EXTRAIT DU DOCUMENT:

^^^^^^^^

> Quant aux dénationalisations de l'été 40, elles
> concernèrent des Juifs et des non-juifs indistinctement,
> et sont à mettre en relation, non avec l'antisémitisme de
> Vichy, mais avec sa xénophobie, laquelle existait depuis
> plusieurs années en France.
Et donc, voilà le fondement du fantasmatique "mandat" ?
Il est certes difficile de matérialiser "l'opinion publique", somme de vies, d'expériences et d'intérêts différents. Néanmoins, certains historiens ont tenté de déterminer le poids de la xénophobie (l'hostilité à l'étranger) et de l'antisémitisme (l'hostilité au Juif, peu importe sa nationalité) dans la société française des années trente et quarante.

^^^^^^^^

CONSIGNE 1: D'après l'extrait sur Vichy, de quoi l'opinion publique est-elle la somme ? Donnez la liste complète.
CONSIGNE 2: Recopiez le passage de l'extrait qui commence à « Et donc, voilà » et se termine à « trente et quarante. ».

DONNÉES FOURNIES:
^^^^^^^^

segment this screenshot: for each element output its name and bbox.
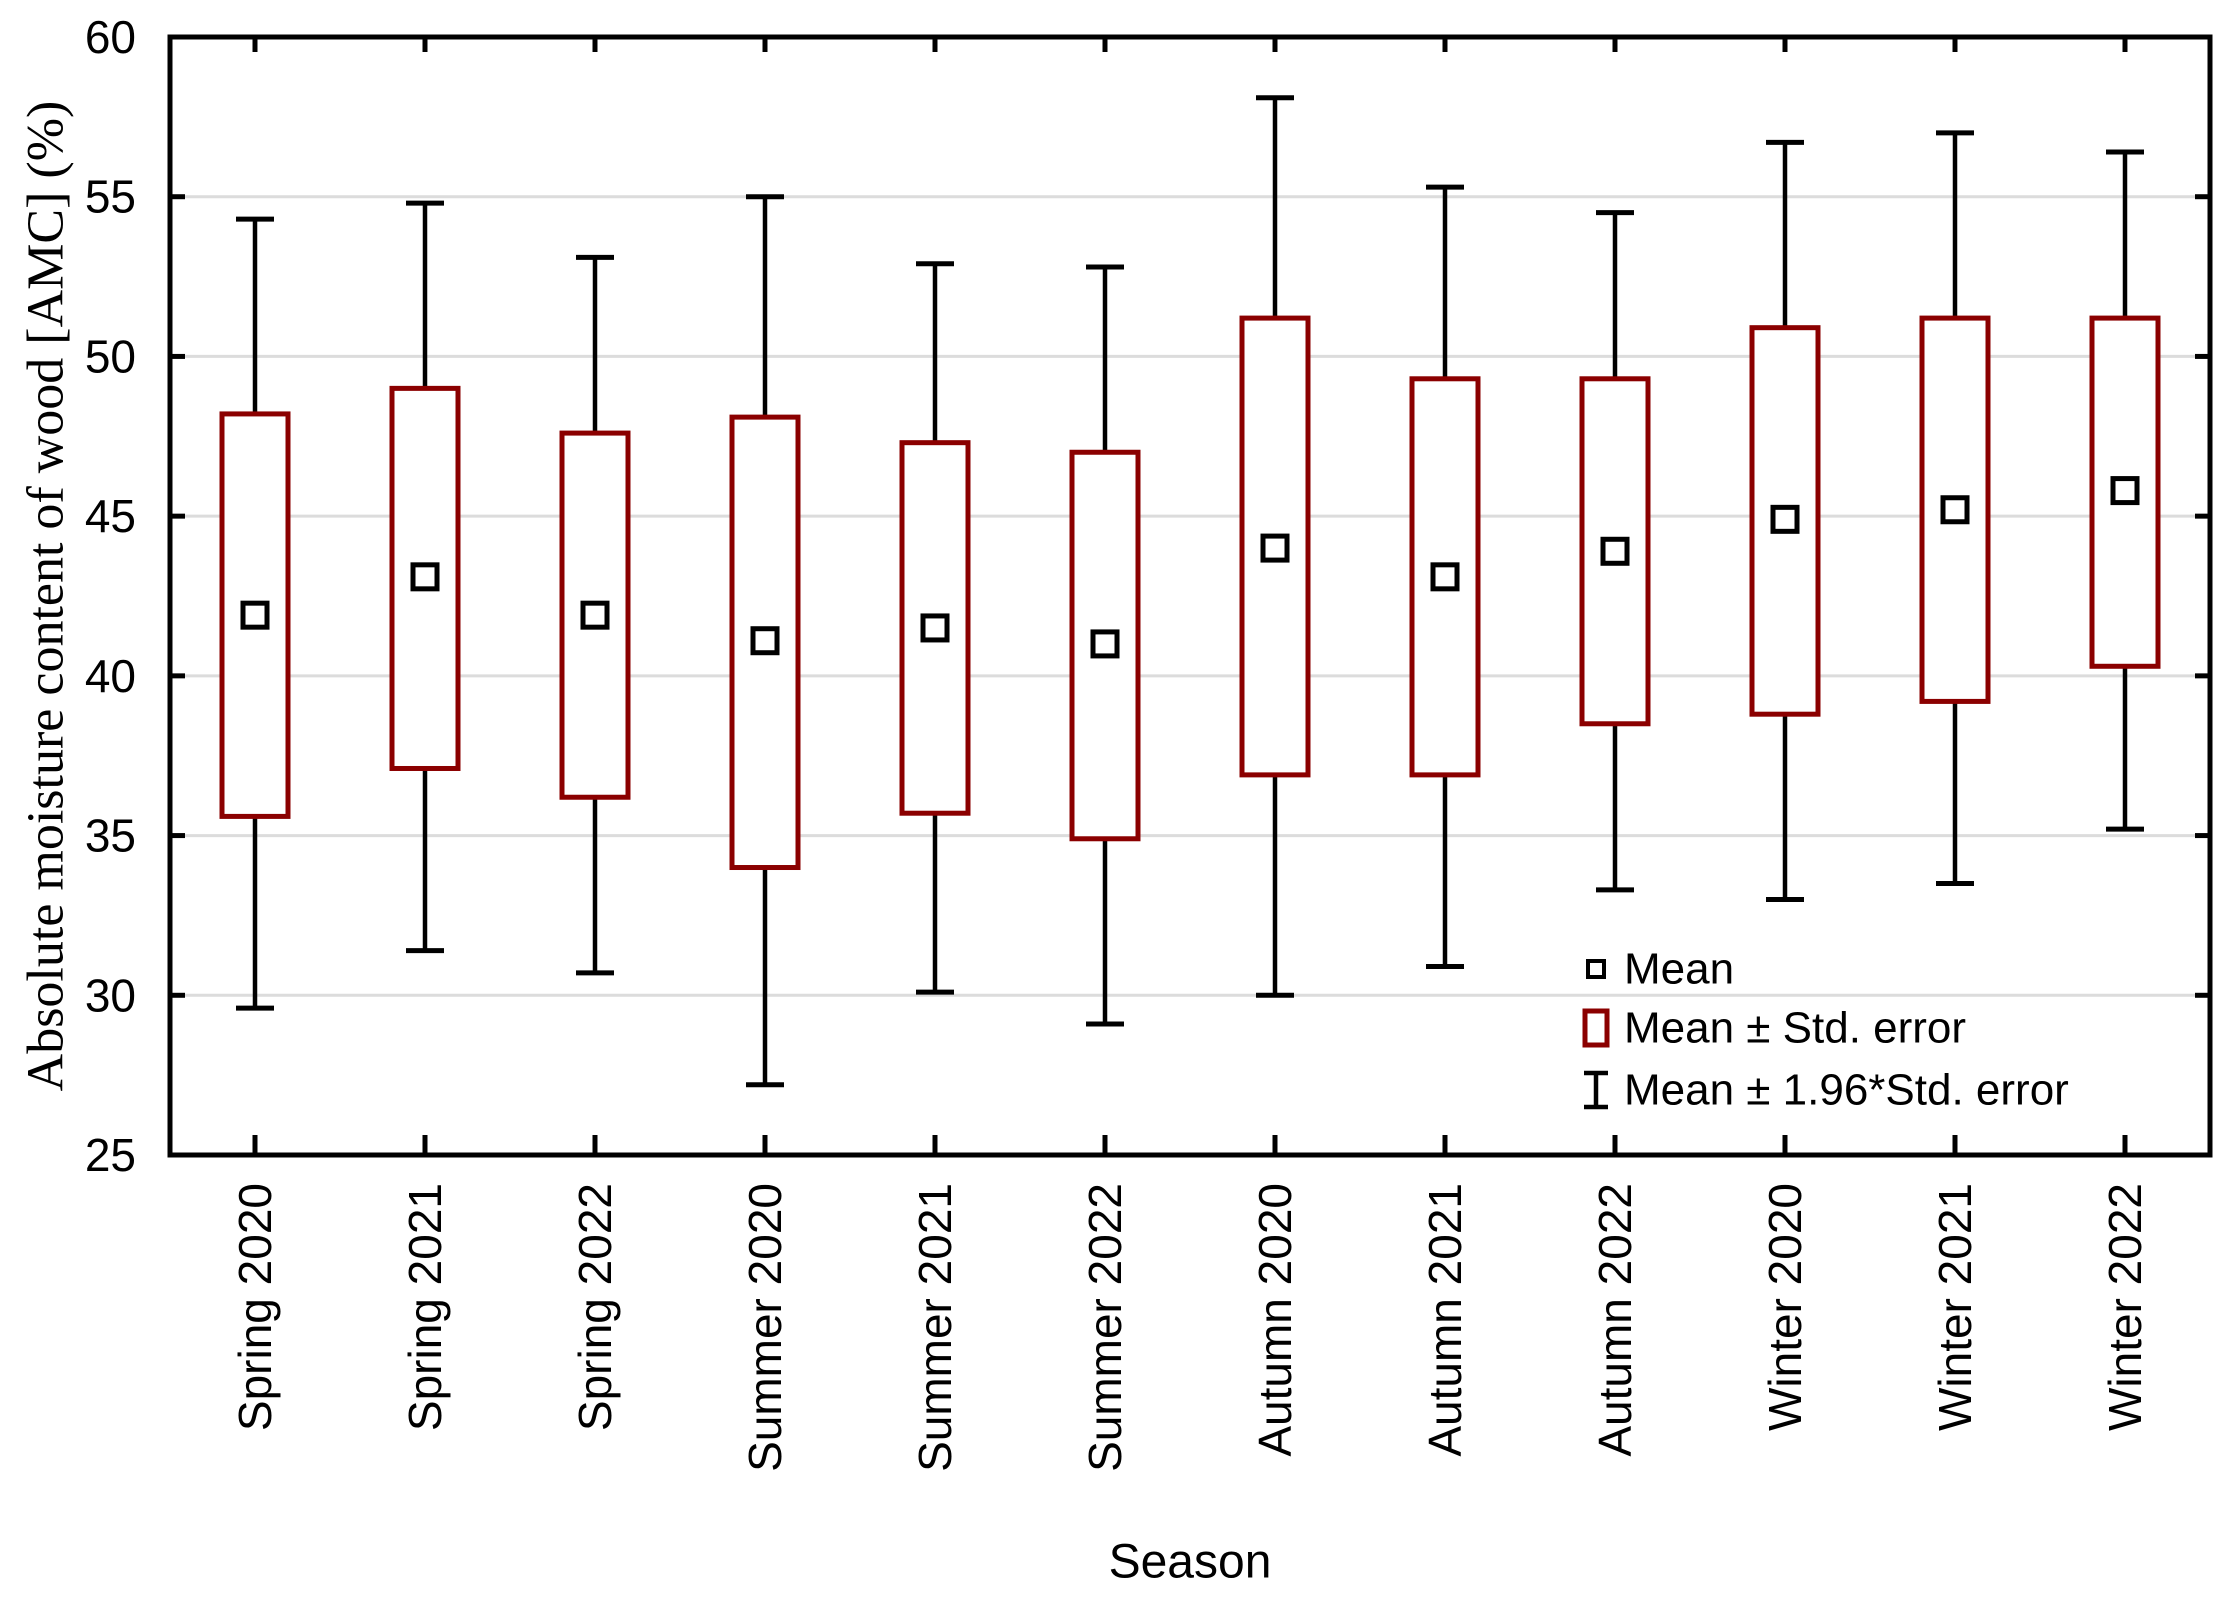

^^^^^^^^

RÉSULTAT 1:
- vies
- expériences
- intérêts différents

RÉSULTAT 2:
Et donc, voilà le fondement du fantasmatique "mandat" ?
Il est certes difficile de matérialiser "l'opinion publique", somme de vies, d'expériences et d'intérêts différents. Néanmoins, certains historiens ont tenté de déterminer le poids de la xénophobie (l'hostilité à l'étranger) et de l'antisémitisme (l'hostilité au Juif, peu importe sa nationalité) dans la société française des années trente et quarante.